Below are some records: retype them all exactly, but not the pictures.
━━━━
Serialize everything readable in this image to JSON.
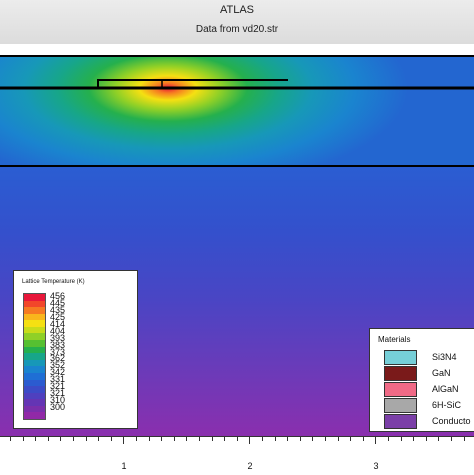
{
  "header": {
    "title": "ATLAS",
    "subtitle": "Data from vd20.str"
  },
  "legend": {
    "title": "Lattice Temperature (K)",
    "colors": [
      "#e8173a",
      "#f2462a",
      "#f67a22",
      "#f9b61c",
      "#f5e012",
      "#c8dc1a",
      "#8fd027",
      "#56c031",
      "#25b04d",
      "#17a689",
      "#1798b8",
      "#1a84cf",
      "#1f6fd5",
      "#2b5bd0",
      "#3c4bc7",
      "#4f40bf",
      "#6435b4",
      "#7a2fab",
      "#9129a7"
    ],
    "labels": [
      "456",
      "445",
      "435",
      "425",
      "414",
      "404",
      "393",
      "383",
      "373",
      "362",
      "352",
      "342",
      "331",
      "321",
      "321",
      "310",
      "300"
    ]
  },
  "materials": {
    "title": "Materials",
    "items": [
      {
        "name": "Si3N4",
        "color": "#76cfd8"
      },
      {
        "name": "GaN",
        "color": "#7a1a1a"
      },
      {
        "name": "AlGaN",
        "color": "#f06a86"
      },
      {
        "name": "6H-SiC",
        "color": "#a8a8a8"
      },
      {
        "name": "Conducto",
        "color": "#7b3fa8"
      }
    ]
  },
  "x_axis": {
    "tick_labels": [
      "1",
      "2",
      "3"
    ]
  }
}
━━━━
COMPLETED TASK
Serialize everything readable in this image to JSON.
{
  "header": {
    "title": "ATLAS",
    "subtitle": "Data from vd20.str"
  },
  "legend": {
    "title": "Lattice Temperature (K)",
    "colors": [
      "#e8173a",
      "#f2462a",
      "#f67a22",
      "#f9b61c",
      "#f5e012",
      "#c8dc1a",
      "#8fd027",
      "#56c031",
      "#25b04d",
      "#17a689",
      "#1798b8",
      "#1a84cf",
      "#1f6fd5",
      "#2b5bd0",
      "#3c4bc7",
      "#4f40bf",
      "#6435b4",
      "#7a2fab",
      "#9129a7"
    ],
    "labels": [
      "456",
      "445",
      "435",
      "425",
      "414",
      "404",
      "393",
      "383",
      "373",
      "362",
      "352",
      "342",
      "331",
      "321",
      "321",
      "310",
      "300"
    ]
  },
  "materials": {
    "title": "Materials",
    "items": [
      {
        "name": "Si3N4",
        "color": "#76cfd8"
      },
      {
        "name": "GaN",
        "color": "#7a1a1a"
      },
      {
        "name": "AlGaN",
        "color": "#f06a86"
      },
      {
        "name": "6H-SiC",
        "color": "#a8a8a8"
      },
      {
        "name": "Conducto",
        "color": "#7b3fa8"
      }
    ]
  },
  "x_axis": {
    "tick_labels": [
      "1",
      "2",
      "3"
    ]
  }
}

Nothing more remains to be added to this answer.